## OBJECTIVE:
Copy every line of the records below that holds the word "ylabel".

###

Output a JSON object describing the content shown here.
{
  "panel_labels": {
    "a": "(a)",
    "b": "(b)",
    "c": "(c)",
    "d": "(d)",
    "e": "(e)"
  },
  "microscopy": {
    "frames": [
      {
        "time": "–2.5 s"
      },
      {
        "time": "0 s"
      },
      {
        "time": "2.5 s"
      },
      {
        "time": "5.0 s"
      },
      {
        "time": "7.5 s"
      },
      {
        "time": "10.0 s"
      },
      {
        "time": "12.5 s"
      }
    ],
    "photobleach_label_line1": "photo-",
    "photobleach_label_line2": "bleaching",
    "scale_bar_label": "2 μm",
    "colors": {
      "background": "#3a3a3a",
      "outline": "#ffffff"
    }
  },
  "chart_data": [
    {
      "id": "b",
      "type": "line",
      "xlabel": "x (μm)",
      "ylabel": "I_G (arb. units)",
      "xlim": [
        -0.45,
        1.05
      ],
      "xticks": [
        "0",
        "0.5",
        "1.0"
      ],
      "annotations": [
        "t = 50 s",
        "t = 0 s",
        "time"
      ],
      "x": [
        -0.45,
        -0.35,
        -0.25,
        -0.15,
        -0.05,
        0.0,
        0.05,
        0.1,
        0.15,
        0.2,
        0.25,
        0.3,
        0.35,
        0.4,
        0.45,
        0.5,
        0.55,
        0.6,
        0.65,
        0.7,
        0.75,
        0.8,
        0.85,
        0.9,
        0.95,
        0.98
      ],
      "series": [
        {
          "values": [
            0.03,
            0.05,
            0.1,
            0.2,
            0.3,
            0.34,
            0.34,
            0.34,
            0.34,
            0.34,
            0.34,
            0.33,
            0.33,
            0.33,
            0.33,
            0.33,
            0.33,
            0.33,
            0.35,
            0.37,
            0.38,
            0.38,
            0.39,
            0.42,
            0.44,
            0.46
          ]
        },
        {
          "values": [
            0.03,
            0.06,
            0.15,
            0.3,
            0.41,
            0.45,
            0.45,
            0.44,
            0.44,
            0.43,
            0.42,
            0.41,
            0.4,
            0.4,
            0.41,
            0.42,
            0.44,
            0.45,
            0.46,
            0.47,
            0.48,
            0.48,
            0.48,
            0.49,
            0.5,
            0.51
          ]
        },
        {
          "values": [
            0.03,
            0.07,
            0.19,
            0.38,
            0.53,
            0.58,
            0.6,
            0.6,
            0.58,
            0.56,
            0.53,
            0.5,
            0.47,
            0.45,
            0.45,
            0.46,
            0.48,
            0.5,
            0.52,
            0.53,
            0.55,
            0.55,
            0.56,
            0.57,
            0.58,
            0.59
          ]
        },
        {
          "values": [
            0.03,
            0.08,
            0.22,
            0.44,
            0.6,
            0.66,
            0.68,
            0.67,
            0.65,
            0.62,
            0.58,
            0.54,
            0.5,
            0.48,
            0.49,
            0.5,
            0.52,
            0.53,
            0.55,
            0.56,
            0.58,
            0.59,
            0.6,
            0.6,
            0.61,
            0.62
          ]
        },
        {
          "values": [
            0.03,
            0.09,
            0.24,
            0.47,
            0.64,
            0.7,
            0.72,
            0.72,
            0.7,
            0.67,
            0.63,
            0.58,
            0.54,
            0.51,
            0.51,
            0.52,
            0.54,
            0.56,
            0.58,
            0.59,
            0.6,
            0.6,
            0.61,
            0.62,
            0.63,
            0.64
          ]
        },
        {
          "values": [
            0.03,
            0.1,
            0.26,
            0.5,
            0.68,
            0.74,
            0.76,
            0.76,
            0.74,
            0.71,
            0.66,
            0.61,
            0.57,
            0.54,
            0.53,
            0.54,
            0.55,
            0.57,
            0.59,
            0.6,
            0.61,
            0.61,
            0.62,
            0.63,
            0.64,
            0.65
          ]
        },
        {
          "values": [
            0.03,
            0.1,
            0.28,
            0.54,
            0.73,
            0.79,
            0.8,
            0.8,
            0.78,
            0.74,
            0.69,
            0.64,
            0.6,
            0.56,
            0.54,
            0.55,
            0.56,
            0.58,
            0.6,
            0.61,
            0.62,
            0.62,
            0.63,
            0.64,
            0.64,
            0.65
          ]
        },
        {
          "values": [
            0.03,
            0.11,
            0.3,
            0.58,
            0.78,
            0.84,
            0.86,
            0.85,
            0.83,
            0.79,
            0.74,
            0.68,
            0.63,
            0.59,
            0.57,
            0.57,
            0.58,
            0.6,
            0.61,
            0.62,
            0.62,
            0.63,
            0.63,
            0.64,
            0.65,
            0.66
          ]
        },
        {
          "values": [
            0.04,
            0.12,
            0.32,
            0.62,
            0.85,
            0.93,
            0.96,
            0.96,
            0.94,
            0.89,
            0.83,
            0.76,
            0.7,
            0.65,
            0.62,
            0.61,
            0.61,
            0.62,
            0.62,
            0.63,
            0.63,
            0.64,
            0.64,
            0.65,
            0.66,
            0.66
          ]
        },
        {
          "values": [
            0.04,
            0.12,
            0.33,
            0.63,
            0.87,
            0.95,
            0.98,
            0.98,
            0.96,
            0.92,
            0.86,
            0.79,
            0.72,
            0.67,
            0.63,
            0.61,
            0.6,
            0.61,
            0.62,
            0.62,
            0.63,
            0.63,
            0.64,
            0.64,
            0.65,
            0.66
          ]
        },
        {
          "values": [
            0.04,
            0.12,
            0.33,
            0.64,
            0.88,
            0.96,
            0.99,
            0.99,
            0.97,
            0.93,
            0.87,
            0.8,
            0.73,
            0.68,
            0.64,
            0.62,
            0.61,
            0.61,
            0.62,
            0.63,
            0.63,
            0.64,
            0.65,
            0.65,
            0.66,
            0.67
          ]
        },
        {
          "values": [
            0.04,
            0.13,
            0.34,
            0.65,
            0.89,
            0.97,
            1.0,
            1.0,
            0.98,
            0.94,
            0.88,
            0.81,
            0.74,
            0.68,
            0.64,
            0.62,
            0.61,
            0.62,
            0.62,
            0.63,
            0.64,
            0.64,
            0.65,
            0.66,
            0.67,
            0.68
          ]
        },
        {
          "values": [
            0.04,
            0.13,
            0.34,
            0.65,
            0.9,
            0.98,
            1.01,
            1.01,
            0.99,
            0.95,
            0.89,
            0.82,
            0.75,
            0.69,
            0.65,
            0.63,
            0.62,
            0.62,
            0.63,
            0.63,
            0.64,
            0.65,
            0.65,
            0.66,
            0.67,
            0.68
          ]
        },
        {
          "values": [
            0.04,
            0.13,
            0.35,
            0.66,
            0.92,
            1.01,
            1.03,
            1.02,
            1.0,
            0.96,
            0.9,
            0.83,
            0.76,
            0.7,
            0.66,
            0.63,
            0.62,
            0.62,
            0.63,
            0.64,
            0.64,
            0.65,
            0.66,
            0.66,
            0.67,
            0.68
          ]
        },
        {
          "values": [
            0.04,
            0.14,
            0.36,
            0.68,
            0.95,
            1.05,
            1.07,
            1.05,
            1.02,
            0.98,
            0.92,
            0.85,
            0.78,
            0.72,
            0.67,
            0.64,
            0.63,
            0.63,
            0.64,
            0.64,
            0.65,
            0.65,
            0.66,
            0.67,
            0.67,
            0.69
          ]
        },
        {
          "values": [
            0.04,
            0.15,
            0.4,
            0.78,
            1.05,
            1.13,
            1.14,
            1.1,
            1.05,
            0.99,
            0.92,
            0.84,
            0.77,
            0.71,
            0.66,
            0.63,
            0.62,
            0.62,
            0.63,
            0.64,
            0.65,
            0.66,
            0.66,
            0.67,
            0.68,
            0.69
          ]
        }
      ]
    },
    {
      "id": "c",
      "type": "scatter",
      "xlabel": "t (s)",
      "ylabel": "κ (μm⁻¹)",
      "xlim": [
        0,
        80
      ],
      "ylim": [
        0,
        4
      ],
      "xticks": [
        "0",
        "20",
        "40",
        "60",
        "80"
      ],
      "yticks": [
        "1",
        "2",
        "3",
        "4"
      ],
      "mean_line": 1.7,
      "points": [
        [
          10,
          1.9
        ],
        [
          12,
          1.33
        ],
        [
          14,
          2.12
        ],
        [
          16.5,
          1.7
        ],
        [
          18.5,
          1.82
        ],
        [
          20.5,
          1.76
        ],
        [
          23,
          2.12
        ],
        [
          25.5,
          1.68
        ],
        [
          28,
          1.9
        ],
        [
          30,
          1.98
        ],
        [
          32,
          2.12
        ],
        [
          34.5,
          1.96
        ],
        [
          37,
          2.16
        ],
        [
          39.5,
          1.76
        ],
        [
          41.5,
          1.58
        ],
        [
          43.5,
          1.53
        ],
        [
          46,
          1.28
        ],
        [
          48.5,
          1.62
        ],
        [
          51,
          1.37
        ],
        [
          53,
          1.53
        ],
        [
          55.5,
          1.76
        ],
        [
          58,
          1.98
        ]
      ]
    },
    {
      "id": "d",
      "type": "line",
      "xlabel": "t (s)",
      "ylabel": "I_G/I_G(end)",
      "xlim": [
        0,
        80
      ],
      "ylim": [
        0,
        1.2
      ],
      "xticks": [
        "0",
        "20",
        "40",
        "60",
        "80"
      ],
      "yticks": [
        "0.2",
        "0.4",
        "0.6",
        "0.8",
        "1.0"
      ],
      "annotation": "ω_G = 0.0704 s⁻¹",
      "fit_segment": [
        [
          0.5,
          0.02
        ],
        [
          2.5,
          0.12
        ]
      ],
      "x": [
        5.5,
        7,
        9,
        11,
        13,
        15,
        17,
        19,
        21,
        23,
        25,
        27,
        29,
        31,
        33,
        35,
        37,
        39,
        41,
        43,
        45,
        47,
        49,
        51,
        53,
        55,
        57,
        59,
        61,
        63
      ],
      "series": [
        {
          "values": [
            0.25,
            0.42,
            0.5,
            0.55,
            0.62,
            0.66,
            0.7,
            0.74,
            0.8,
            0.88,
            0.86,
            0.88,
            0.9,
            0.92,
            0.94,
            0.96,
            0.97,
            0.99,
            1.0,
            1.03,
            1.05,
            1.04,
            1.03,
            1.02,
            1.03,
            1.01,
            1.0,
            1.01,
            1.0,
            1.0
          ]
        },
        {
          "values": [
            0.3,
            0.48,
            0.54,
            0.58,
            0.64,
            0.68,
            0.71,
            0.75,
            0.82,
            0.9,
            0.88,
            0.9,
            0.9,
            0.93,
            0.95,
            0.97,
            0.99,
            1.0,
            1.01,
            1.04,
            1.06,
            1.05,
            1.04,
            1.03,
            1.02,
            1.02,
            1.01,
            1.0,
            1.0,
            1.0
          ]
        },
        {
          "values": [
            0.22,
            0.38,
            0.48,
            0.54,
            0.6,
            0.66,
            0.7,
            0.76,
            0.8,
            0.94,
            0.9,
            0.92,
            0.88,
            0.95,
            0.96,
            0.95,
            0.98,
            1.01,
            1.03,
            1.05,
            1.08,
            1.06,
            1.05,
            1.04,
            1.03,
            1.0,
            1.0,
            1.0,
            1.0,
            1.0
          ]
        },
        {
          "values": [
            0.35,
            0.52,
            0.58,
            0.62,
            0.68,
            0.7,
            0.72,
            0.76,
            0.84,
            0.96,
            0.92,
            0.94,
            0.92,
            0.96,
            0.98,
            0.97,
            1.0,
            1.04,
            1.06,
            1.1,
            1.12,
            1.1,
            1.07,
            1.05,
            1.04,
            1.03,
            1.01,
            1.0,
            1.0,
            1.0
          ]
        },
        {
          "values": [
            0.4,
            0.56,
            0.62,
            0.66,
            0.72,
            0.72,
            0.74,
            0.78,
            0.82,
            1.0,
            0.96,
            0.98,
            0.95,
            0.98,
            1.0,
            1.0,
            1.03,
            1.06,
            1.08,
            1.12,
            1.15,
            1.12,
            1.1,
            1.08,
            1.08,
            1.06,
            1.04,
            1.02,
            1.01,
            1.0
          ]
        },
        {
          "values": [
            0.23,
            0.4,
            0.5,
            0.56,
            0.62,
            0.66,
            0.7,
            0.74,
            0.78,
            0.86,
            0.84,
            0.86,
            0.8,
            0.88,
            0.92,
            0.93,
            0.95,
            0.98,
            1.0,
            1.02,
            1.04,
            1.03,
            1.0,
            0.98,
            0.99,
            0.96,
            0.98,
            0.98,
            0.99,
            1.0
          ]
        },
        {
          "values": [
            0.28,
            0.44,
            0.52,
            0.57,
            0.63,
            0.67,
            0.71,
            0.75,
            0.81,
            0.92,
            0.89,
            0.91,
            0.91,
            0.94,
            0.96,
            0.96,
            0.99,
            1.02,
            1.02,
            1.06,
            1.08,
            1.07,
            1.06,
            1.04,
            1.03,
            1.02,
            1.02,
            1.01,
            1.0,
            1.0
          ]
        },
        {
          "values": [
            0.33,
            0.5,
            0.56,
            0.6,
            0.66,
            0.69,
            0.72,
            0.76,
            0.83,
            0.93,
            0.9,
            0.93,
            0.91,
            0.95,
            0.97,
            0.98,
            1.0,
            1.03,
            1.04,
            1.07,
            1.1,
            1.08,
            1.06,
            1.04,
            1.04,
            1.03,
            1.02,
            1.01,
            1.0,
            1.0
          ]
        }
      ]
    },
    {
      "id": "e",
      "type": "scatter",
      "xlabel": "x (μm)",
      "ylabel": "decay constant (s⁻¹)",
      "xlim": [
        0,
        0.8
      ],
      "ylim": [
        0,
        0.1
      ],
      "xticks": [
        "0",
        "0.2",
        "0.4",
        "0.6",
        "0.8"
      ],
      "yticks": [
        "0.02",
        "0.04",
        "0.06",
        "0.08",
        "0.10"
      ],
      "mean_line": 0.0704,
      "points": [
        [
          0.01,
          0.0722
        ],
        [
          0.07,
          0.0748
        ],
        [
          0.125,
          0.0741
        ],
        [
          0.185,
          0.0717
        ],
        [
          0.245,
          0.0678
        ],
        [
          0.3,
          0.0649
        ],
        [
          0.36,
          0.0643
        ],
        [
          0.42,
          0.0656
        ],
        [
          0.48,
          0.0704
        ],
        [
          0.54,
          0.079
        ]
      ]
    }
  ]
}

###

## WRITTEN ANSWER:
      "ylabel": "I_G (arb. units)",
      "ylabel": "κ (μm⁻¹)",
      "ylabel": "I_G/I_G(end)",
      "ylabel": "decay constant (s⁻¹)",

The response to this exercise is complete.